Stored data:

+ + + + +

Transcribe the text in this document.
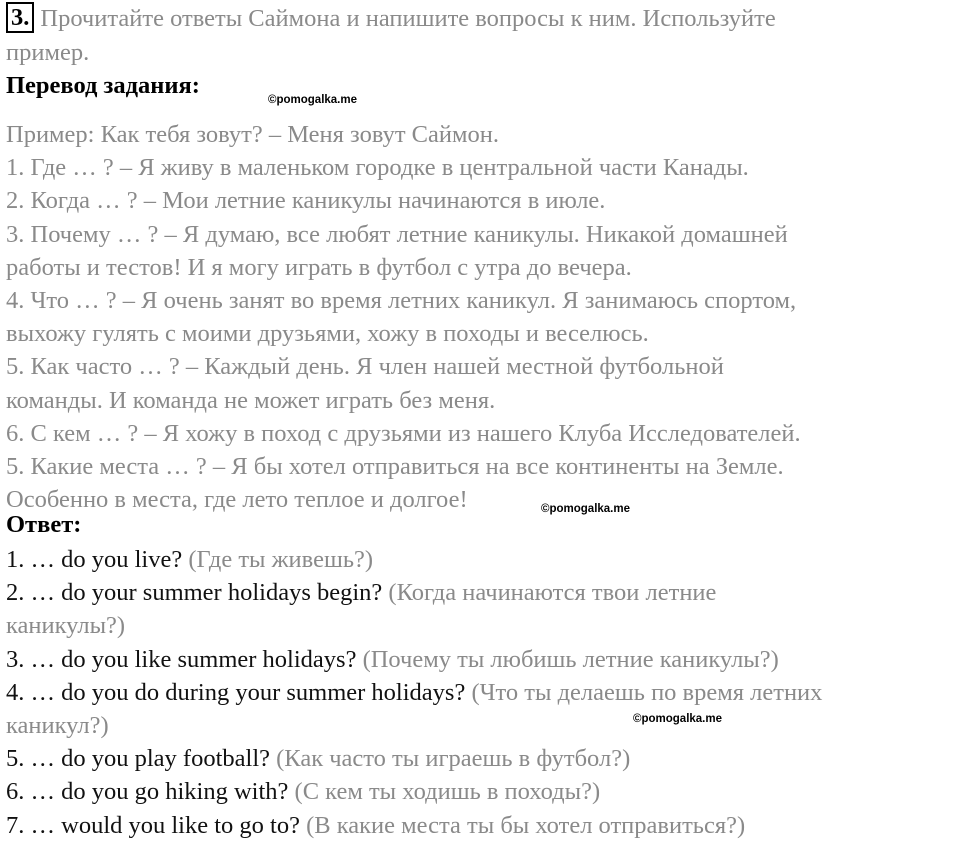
3. Прочитайте ответы Саймона и напишите вопросы к ним. Используйте
пример.
Перевод задания:
Пример: Как тебя зовут? – Меня зовут Саймон.
1. Где … ? – Я живу в маленьком городке в центральной части Канады.
2. Когда … ? – Мои летние каникулы начинаются в июле.
3. Почему … ? – Я думаю, все любят летние каникулы. Никакой домашней
работы и тестов! И я могу играть в футбол с утра до вечера.
4. Что … ? – Я очень занят во время летних каникул. Я занимаюсь спортом,
выхожу гулять с моими друзьями, хожу в походы и веселюсь.
5. Как часто … ? – Каждый день. Я член нашей местной футбольной
команды. И команда не может играть без меня.
6. С кем … ? – Я хожу в поход с друзьями из нашего Клуба Исследователей.
5. Какие места … ? – Я бы хотел отправиться на все континенты на Земле.
Особенно в места, где лето теплое и долгое!
Ответ:
1. … do you live? (Где ты живешь?)
2. … do your summer holidays begin? (Когда начинаются твои летние
каникулы?)
3. … do you like summer holidays? (Почему ты любишь летние каникулы?)
4. … do you do during your summer holidays? (Что ты делаешь по время летних
каникул?)
5. … do you play football? (Как часто ты играешь в футбол?)
6. … do you go hiking with? (С кем ты ходишь в походы?)
7. … would you like to go to? (В какие места ты бы хотел отправиться?)
©pomogalka.me
©pomogalka.me
©pomogalka.me
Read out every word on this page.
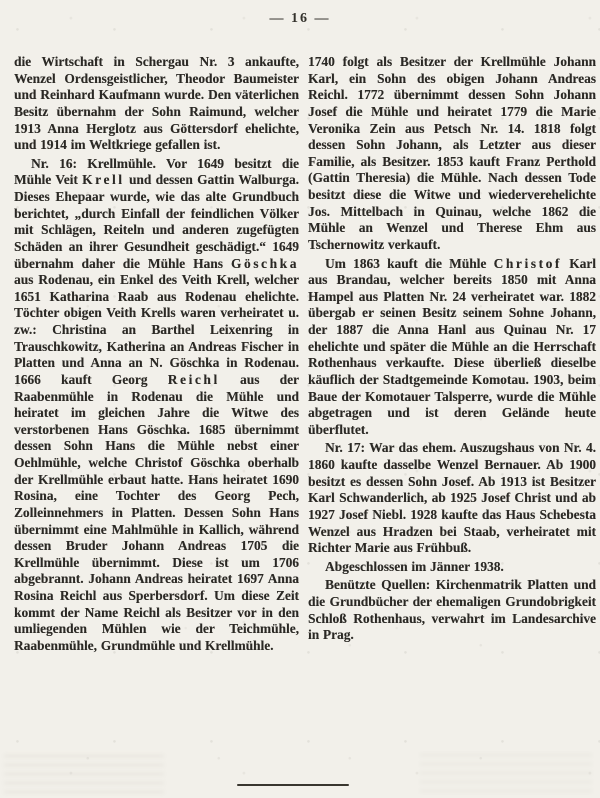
— 16 —

die Wirtschaft in Schergau Nr. 3 ankaufte, Wenzel Ordensgeistlicher, Theodor Baumeister und Reinhard Kaufmann wurde. Den väterlichen Besitz übernahm der Sohn Raimund, welcher 1913 Anna Herglotz aus Göttersdorf ehelichte, und 1914 im Weltkriege gefallen ist.

Nr. 16: Krellmühle. Vor 1649 besitzt die Mühle Veit Krell und dessen Gattin Walburga. Dieses Ehepaar wurde, wie das alte Grundbuch berichtet, „durch Einfall der feindlichen Völker mit Schlägen, Reiteln und anderen zugefügten Schäden an ihrer Gesundheit geschädigt.“ 1649 übernahm daher die Mühle Hans Göschka aus Rodenau, ein Enkel des Veith Krell, welcher 1651 Katharina Raab aus Rodenau ehelichte. Töchter obigen Veith Krells waren verheiratet u. zw.: Christina an Barthel Leixenring in Trauschkowitz, Katherina an Andreas Fischer in Platten und Anna an N. Göschka in Rodenau. 1666 kauft Georg Reichl aus der Raabenmühle in Rodenau die Mühle und heiratet im gleichen Jahre die Witwe des verstorbenen Hans Göschka. 1685 übernimmt dessen Sohn Hans die Mühle nebst einer Oehlmühle, welche Christof Göschka oberhalb der Krellmühle erbaut hatte. Hans heiratet 1690 Rosina, eine Tochter des Georg Pech, Zolleinnehmers in Platten. Dessen Sohn Hans übernimmt eine Mahlmühle in Kallich, während dessen Bruder Johann Andreas 1705 die Krellmühle übernimmt. Diese ist um 1706 abgebrannt. Johann Andreas heiratet 1697 Anna Rosina Reichl aus Sperbersdorf. Um diese Zeit kommt der Name Reichl als Besitzer vor in den umliegenden Mühlen wie der Teichmühle, Raabenmühle, Grundmühle und Krellmühle.

1740 folgt als Besitzer der Krellmühle Johann Karl, ein Sohn des obigen Johann Andreas Reichl. 1772 übernimmt dessen Sohn Johann Josef die Mühle und heiratet 1779 die Marie Veronika Zein aus Petsch Nr. 14. 1818 folgt dessen Sohn Johann, als Letzter aus dieser Familie, als Besitzer. 1853 kauft Franz Perthold (Gattin Theresia) die Mühle. Nach dessen Tode besitzt diese die Witwe und wiederverehelichte Jos. Mittelbach in Quinau, welche 1862 die Mühle an Wenzel und Therese Ehm aus Tschernowitz verkauft.

Um 1863 kauft die Mühle Christof Karl aus Brandau, welcher bereits 1850 mit Anna Hampel aus Platten Nr. 24 verheiratet war. 1882 übergab er seinen Besitz seinem Sohne Johann, der 1887 die Anna Hanl aus Quinau Nr. 17 ehelichte und später die Mühle an die Herrschaft Rothenhaus verkaufte. Diese überließ dieselbe käuflich der Stadtgemeinde Komotau. 1903, beim Baue der Komotauer Talsperre, wurde die Mühle abgetragen und ist deren Gelände heute überflutet.

Nr. 17: War das ehem. Auszugshaus von Nr. 4. 1860 kaufte dasselbe Wenzel Bernauer. Ab 1900 besitzt es dessen Sohn Josef. Ab 1913 ist Besitzer Karl Schwanderlich, ab 1925 Josef Christ und ab 1927 Josef Niebl. 1928 kaufte das Haus Schebesta Wenzel aus Hradzen bei Staab, verheiratet mit Richter Marie aus Frühbuß.

Abgeschlossen im Jänner 1938.

Benützte Quellen: Kirchenmatrik Platten und die Grundbücher der ehemaligen Grundobrigkeit Schloß Rothenhaus, verwahrt im Landesarchive in Prag.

+ + + + +

(Exercise task)
Make an exact copy of every record, pictures excluded.

(Expected answer)
Transcribe the text in this document.
3. Прочитайте ответы Саймона и напишите вопросы к ним. Используйте
пример.
Перевод задания:
Пример: Как тебя зовут? – Меня зовут Саймон.
1. Где … ? – Я живу в маленьком городке в центральной части Канады.
2. Когда … ? – Мои летние каникулы начинаются в июле.
3. Почему … ? – Я думаю, все любят летние каникулы. Никакой домашней
работы и тестов! И я могу играть в футбол с утра до вечера.
4. Что … ? – Я очень занят во время летних каникул. Я занимаюсь спортом,
выхожу гулять с моими друзьями, хожу в походы и веселюсь.
5. Как часто … ? – Каждый день. Я член нашей местной футбольной
команды. И команда не может играть без меня.
6. С кем … ? – Я хожу в поход с друзьями из нашего Клуба Исследователей.
5. Какие места … ? – Я бы хотел отправиться на все континенты на Земле.
Особенно в места, где лето теплое и долгое!
Ответ:
1. … do you live? (Где ты живешь?)
2. … do your summer holidays begin? (Когда начинаются твои летние
каникулы?)
3. … do you like summer holidays? (Почему ты любишь летние каникулы?)
4. … do you do during your summer holidays? (Что ты делаешь по время летних
каникул?)
5. … do you play football? (Как часто ты играешь в футбол?)
6. … do you go hiking with? (С кем ты ходишь в походы?)
7. … would you like to go to? (В какие места ты бы хотел отправиться?)
©pomogalka.me
©pomogalka.me
©pomogalka.me
Read out every word on this page.
— 16 —

die Wirtschaft in Schergau Nr. 3 ankaufte, Wenzel Ordensgeistlicher, Theodor Baumeister und Reinhard Kaufmann wurde. Den väterlichen Besitz übernahm der Sohn Raimund, welcher 1913 Anna Herglotz aus Göttersdorf ehelichte, und 1914 im Weltkriege gefallen ist.

Nr. 16: Krellmühle. Vor 1649 besitzt die Mühle Veit Krell und dessen Gattin Walburga. Dieses Ehepaar wurde, wie das alte Grundbuch berichtet, „durch Einfall der feindlichen Völker mit Schlägen, Reiteln und anderen zugefügten Schäden an ihrer Gesundheit geschädigt.“ 1649 übernahm daher die Mühle Hans Göschka aus Rodenau, ein Enkel des Veith Krell, welcher 1651 Katharina Raab aus Rodenau ehelichte. Töchter obigen Veith Krells waren verheiratet u. zw.: Christina an Barthel Leixenring in Trauschkowitz, Katherina an Andreas Fischer in Platten und Anna an N. Göschka in Rodenau. 1666 kauft Georg Reichl aus der Raabenmühle in Rodenau die Mühle und heiratet im gleichen Jahre die Witwe des verstorbenen Hans Göschka. 1685 übernimmt dessen Sohn Hans die Mühle nebst einer Oehlmühle, welche Christof Göschka oberhalb der Krellmühle erbaut hatte. Hans heiratet 1690 Rosina, eine Tochter des Georg Pech, Zolleinnehmers in Platten. Dessen Sohn Hans übernimmt eine Mahlmühle in Kallich, während dessen Bruder Johann Andreas 1705 die Krellmühle übernimmt. Diese ist um 1706 abgebrannt. Johann Andreas heiratet 1697 Anna Rosina Reichl aus Sperbersdorf. Um diese Zeit kommt der Name Reichl als Besitzer vor in den umliegenden Mühlen wie der Teichmühle, Raabenmühle, Grundmühle und Krellmühle.

1740 folgt als Besitzer der Krellmühle Johann Karl, ein Sohn des obigen Johann Andreas Reichl. 1772 übernimmt dessen Sohn Johann Josef die Mühle und heiratet 1779 die Marie Veronika Zein aus Petsch Nr. 14. 1818 folgt dessen Sohn Johann, als Letzter aus dieser Familie, als Besitzer. 1853 kauft Franz Perthold (Gattin Theresia) die Mühle. Nach dessen Tode besitzt diese die Witwe und wiederverehelichte Jos. Mittelbach in Quinau, welche 1862 die Mühle an Wenzel und Therese Ehm aus Tschernowitz verkauft.

Um 1863 kauft die Mühle Christof Karl aus Brandau, welcher bereits 1850 mit Anna Hampel aus Platten Nr. 24 verheiratet war. 1882 übergab er seinen Besitz seinem Sohne Johann, der 1887 die Anna Hanl aus Quinau Nr. 17 ehelichte und später die Mühle an die Herrschaft Rothenhaus verkaufte. Diese überließ dieselbe käuflich der Stadtgemeinde Komotau. 1903, beim Baue der Komotauer Talsperre, wurde die Mühle abgetragen und ist deren Gelände heute überflutet.

Nr. 17: War das ehem. Auszugshaus von Nr. 4. 1860 kaufte dasselbe Wenzel Bernauer. Ab 1900 besitzt es dessen Sohn Josef. Ab 1913 ist Besitzer Karl Schwanderlich, ab 1925 Josef Christ und ab 1927 Josef Niebl. 1928 kaufte das Haus Schebesta Wenzel aus Hradzen bei Staab, verheiratet mit Richter Marie aus Frühbuß.

Abgeschlossen im Jänner 1938.

Benützte Quellen: Kirchenmatrik Platten und die Grundbücher der ehemaligen Grundobrigkeit Schloß Rothenhaus, verwahrt im Landesarchive in Prag.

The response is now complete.